> Given problem:
Read the records below. Copy each line where the string "that" occurs.

(Figure dataset records)
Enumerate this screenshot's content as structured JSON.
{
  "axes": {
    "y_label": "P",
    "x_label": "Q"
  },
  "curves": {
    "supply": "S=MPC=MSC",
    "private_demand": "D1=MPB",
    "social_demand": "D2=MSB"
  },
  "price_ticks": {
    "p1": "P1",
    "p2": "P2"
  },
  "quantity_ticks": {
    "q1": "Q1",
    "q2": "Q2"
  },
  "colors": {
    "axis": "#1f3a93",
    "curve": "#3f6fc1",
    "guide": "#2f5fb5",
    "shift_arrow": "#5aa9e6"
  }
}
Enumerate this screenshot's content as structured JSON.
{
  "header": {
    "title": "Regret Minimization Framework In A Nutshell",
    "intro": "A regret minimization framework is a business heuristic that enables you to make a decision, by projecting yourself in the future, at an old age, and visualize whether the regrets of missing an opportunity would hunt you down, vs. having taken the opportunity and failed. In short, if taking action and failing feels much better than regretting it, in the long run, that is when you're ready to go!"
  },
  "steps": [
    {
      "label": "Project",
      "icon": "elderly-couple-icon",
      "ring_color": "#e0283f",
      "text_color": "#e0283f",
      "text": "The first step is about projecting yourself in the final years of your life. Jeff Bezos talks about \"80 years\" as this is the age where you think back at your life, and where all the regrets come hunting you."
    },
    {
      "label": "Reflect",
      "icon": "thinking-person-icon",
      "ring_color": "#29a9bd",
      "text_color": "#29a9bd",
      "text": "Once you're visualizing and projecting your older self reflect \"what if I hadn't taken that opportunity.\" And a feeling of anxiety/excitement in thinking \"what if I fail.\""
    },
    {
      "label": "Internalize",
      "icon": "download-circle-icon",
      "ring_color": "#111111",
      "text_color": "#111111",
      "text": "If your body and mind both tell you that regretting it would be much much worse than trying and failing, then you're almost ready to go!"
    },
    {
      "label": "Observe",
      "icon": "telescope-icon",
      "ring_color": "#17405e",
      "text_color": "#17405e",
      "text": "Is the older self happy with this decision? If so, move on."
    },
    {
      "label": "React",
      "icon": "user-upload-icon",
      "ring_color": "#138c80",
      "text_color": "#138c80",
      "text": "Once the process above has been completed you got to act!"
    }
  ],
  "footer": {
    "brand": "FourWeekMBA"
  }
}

> Final result:
    "intro": "A regret minimization framework is a business heuristic that enables you to make a decision, by projecting yourself in the future, at an old age, and visualize whether the regrets of missing an opportunity would hunt you down, vs. having taken the opportunity and failed. In short, if taking action and failing feels much better than regretting it, in the long run, that is when you're ready to go!"
      "text": "Once you're visualizing and projecting your older self reflect \"what if I hadn't taken that opportunity.\" And a feeling of anxiety/excitement in thinking \"what if I fail.\""
      "text": "If your body and mind both tell you that regretting it would be much much worse than trying and failing, then you're almost ready to go!"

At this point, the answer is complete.